### WORK TO COMPLETE
All of the material below is to be repeated exactly.

##### EXCERPTED RECORDS #####

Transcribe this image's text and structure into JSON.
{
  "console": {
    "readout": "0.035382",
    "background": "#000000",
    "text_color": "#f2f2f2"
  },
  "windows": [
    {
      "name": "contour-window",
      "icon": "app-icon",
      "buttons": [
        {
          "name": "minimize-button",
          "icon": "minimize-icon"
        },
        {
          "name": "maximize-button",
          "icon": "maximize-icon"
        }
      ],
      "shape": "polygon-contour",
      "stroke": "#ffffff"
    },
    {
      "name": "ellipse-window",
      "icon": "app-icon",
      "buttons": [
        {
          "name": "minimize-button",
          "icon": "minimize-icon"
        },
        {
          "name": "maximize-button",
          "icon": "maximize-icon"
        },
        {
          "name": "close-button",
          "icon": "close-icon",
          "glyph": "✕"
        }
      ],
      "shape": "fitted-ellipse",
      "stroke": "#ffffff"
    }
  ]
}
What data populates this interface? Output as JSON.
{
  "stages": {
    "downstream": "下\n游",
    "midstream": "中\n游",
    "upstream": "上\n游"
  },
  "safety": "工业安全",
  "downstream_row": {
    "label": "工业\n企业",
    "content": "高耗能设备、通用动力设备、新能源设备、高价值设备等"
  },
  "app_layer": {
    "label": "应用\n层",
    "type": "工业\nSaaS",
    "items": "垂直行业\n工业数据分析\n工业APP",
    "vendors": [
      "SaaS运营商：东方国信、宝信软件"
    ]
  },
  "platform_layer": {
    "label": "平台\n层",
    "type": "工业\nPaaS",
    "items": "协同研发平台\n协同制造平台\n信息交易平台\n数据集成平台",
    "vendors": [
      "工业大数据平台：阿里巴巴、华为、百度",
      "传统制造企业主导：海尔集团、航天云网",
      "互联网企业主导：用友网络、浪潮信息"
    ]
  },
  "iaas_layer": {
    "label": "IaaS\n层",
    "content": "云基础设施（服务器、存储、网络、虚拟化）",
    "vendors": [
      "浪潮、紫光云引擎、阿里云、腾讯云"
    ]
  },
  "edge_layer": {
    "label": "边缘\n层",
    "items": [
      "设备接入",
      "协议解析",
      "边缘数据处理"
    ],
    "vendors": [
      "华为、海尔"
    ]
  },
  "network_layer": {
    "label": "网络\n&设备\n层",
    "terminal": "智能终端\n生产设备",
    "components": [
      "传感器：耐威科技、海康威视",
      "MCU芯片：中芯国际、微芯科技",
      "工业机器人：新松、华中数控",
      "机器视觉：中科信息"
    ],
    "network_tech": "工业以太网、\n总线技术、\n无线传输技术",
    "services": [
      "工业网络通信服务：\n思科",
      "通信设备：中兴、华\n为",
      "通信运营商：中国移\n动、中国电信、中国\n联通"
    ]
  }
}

#####

### SOLUTION FOR THIS EXERCISE
Transcribe this image's text and structure into JSON.
{
  "console": {
    "readout": "0.035382",
    "background": "#000000",
    "text_color": "#f2f2f2"
  },
  "windows": [
    {
      "name": "contour-window",
      "icon": "app-icon",
      "buttons": [
        {
          "name": "minimize-button",
          "icon": "minimize-icon"
        },
        {
          "name": "maximize-button",
          "icon": "maximize-icon"
        }
      ],
      "shape": "polygon-contour",
      "stroke": "#ffffff"
    },
    {
      "name": "ellipse-window",
      "icon": "app-icon",
      "buttons": [
        {
          "name": "minimize-button",
          "icon": "minimize-icon"
        },
        {
          "name": "maximize-button",
          "icon": "maximize-icon"
        },
        {
          "name": "close-button",
          "icon": "close-icon",
          "glyph": "✕"
        }
      ],
      "shape": "fitted-ellipse",
      "stroke": "#ffffff"
    }
  ]
}
What data populates this interface? Output as JSON.
{
  "stages": {
    "downstream": "下\n游",
    "midstream": "中\n游",
    "upstream": "上\n游"
  },
  "safety": "工业安全",
  "downstream_row": {
    "label": "工业\n企业",
    "content": "高耗能设备、通用动力设备、新能源设备、高价值设备等"
  },
  "app_layer": {
    "label": "应用\n层",
    "type": "工业\nSaaS",
    "items": "垂直行业\n工业数据分析\n工业APP",
    "vendors": [
      "SaaS运营商：东方国信、宝信软件"
    ]
  },
  "platform_layer": {
    "label": "平台\n层",
    "type": "工业\nPaaS",
    "items": "协同研发平台\n协同制造平台\n信息交易平台\n数据集成平台",
    "vendors": [
      "工业大数据平台：阿里巴巴、华为、百度",
      "传统制造企业主导：海尔集团、航天云网",
      "互联网企业主导：用友网络、浪潮信息"
    ]
  },
  "iaas_layer": {
    "label": "IaaS\n层",
    "content": "云基础设施（服务器、存储、网络、虚拟化）",
    "vendors": [
      "浪潮、紫光云引擎、阿里云、腾讯云"
    ]
  },
  "edge_layer": {
    "label": "边缘\n层",
    "items": [
      "设备接入",
      "协议解析",
      "边缘数据处理"
    ],
    "vendors": [
      "华为、海尔"
    ]
  },
  "network_layer": {
    "label": "网络\n&设备\n层",
    "terminal": "智能终端\n生产设备",
    "components": [
      "传感器：耐威科技、海康威视",
      "MCU芯片：中芯国际、微芯科技",
      "工业机器人：新松、华中数控",
      "机器视觉：中科信息"
    ],
    "network_tech": "工业以太网、\n总线技术、\n无线传输技术",
    "services": [
      "工业网络通信服务：\n思科",
      "通信设备：中兴、华\n为",
      "通信运营商：中国移\n动、中国电信、中国\n联通"
    ]
  }
}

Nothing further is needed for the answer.